= Task 1 =
According to the passage on the Arms Trade Treaty, what percentage of the assessed states had paid their treaty dues as of March 8?

= Supplied text =
5. Matters Pertaining to the ATT Secretariat. There is no working group or public consultative process on the Secretariat. But it is likely that an effort will be made at CSP4 to expand the size of the Secretariat. This demand will likely be justified by the purported need to assist nations in meeting the treaty’s reporting requirements. Given the fact that, as of March 8, only 40 percent of the states assessed had paid their treaty dues, and that the Secretariat is projected to run out of money in December 2018, it would be ridiculous to expand its size.REF

What the U.S. Should Do

Mitigate the ATT’s Risks by “Unsigning” the Treaty. No matter what the U.S. does, other democratic nations will slowly change their import and export policies as a result of the ATT and will seek to restrict investment in U.S. firms that they deem have exported arms in violation of the ATT’s purported norms. But the effect of the ATT on the U.S. would only be magnified if the U.S. remains a treaty signatory. As long as it does so, the U.S. is under an obligation to apply the ATT’s evolving standards to its own policies and practices. Over time, this obligation would have an effect. For that reason, the best way to mitigate the malign effects of the treaty is for the U.S. to “unsign” the treaty by notifying the Treaty Depository—the Secretary-General of the United Nations—that the U.S. does not intend to ratify the Arms Trade Treaty, and that it does not consider itself bound by the treaty.REF

Recognize the Links Between the U.N.’s PoA and the ATT. On June 18–29, 2018, the Third Review Conference (RevCon3) of the U.N.’s Programme of Action to Prevent, Combat, and Eradicate the Illicit Trade in Small Arms and Light Weapons in All Its Aspects (PoA) will be held in New York City. RevCon3 is the subject of a separate paper published simultaneously with this one.REF The U.S. needs to be aware that it cannot take a position at RevCon3 without considering the effect this will have on CSP4.

= Task 2 =
Copy the rows verbatim, beginning with the first row and ending with the line containing "volume-bar: [388, 1077, 390, 1080]". Include both of those lines.

= Data extract =
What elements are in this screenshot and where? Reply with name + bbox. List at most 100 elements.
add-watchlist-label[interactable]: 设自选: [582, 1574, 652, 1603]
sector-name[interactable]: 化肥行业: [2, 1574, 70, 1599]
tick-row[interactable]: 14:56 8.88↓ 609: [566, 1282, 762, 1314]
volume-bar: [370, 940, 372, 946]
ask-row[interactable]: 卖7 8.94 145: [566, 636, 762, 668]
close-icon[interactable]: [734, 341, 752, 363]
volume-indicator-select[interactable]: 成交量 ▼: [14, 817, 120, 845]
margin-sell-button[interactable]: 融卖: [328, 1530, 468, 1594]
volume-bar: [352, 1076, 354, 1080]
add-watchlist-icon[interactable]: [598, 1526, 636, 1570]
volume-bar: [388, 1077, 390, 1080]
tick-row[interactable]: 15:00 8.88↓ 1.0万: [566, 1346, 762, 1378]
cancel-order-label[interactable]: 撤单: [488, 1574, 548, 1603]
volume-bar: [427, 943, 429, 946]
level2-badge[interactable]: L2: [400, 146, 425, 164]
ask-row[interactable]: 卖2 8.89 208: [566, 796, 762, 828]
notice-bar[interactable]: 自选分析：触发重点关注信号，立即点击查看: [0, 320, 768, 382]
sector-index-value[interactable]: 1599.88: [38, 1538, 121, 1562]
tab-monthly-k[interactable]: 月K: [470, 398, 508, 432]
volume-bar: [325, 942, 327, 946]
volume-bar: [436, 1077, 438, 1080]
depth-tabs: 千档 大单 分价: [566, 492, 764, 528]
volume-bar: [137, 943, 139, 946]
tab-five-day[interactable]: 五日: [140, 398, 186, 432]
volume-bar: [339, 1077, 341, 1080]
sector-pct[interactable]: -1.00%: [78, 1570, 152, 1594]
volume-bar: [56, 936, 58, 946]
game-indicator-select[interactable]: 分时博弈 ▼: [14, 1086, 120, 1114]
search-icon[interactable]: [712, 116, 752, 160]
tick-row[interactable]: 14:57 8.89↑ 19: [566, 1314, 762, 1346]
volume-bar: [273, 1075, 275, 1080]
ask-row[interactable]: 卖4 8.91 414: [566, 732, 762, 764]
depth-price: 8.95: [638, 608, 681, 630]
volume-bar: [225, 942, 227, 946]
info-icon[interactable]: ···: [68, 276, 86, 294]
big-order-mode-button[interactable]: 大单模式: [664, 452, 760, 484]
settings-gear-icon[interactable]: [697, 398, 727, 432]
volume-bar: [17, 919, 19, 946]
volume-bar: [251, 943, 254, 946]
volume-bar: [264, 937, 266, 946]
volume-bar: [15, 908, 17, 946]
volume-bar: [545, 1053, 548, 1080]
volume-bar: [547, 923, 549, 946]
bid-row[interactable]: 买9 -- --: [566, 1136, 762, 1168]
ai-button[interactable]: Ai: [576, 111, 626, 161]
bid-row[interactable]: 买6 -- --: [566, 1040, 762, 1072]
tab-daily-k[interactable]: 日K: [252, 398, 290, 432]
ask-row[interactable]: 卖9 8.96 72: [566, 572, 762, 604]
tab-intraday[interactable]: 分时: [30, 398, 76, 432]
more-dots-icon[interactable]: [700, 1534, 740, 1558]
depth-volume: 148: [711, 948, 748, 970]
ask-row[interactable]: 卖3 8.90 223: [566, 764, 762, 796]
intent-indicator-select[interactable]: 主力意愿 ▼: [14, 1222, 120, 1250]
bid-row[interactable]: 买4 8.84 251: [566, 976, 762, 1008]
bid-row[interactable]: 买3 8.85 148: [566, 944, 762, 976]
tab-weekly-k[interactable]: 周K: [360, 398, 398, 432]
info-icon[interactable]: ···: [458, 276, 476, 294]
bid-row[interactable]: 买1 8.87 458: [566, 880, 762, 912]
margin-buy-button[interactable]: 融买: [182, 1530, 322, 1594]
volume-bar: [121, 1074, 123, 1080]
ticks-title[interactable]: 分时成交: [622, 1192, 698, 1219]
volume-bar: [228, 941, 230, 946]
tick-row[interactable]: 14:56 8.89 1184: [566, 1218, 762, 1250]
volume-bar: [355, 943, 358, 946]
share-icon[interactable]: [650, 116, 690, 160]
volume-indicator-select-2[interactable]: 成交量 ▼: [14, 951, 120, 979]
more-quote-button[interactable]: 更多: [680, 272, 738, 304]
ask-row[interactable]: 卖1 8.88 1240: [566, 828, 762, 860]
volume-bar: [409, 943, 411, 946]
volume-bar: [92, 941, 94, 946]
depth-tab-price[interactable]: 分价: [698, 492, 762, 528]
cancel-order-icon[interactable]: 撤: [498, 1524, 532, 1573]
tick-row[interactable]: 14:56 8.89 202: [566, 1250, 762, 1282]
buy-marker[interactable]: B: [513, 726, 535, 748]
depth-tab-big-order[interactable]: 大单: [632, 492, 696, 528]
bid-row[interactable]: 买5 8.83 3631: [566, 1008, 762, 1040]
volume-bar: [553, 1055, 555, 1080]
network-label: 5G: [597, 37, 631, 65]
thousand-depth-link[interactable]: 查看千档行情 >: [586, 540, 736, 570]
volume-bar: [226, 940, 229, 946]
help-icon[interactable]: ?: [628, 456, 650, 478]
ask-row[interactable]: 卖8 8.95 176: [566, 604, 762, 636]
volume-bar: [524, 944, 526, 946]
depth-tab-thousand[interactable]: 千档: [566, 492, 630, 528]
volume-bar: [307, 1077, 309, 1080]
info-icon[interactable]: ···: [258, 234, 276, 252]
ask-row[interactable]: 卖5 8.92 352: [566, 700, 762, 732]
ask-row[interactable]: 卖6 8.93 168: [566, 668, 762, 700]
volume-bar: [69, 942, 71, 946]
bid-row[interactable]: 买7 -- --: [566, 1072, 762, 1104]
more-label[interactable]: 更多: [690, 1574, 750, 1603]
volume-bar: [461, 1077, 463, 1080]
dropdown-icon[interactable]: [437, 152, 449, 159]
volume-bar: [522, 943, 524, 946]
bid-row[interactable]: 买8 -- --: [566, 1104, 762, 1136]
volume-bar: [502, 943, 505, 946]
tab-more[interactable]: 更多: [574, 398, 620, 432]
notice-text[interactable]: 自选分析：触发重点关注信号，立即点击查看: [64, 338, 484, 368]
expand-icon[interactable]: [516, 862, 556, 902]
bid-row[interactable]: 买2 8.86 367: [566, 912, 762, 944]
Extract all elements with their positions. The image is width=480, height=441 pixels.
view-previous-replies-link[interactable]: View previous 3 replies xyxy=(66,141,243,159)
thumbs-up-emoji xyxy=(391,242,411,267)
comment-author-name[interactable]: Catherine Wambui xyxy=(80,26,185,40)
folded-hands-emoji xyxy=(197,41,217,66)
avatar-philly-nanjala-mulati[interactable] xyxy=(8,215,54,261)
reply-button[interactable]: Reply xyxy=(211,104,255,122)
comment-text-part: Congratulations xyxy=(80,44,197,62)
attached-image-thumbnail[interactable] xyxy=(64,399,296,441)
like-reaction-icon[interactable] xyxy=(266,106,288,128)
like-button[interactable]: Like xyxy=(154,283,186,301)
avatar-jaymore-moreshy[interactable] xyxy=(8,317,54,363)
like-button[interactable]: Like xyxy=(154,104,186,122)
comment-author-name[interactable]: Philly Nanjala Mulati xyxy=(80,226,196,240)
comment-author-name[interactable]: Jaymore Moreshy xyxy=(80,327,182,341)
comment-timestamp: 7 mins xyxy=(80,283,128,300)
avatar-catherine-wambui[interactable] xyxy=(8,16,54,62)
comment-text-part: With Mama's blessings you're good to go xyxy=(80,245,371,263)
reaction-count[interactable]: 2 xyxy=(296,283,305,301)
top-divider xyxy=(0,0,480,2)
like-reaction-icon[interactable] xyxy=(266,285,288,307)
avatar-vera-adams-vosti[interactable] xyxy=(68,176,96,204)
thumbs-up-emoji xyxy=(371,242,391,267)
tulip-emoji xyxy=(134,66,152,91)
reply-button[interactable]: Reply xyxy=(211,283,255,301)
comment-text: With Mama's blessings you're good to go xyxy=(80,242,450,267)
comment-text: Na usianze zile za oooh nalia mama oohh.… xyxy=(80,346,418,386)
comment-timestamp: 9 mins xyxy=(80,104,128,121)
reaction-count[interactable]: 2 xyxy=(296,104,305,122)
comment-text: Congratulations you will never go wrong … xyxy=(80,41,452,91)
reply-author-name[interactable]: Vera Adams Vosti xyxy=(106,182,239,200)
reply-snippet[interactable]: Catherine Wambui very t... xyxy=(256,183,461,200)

= Correct result 1 =
40 percent

= Correct result 2 =
What elements are in this screenshot and where? Reply with name + bbox. List at most 100 elements.
add-watchlist-label[interactable]: 设自选: [582, 1574, 652, 1603]
sector-name[interactable]: 化肥行业: [2, 1574, 70, 1599]
tick-row[interactable]: 14:56 8.88↓ 609: [566, 1282, 762, 1314]
volume-bar: [370, 940, 372, 946]
ask-row[interactable]: 卖7 8.94 145: [566, 636, 762, 668]
close-icon[interactable]: [734, 341, 752, 363]
volume-indicator-select[interactable]: 成交量 ▼: [14, 817, 120, 845]
margin-sell-button[interactable]: 融卖: [328, 1530, 468, 1594]
volume-bar: [352, 1076, 354, 1080]
add-watchlist-icon[interactable]: [598, 1526, 636, 1570]
volume-bar: [388, 1077, 390, 1080]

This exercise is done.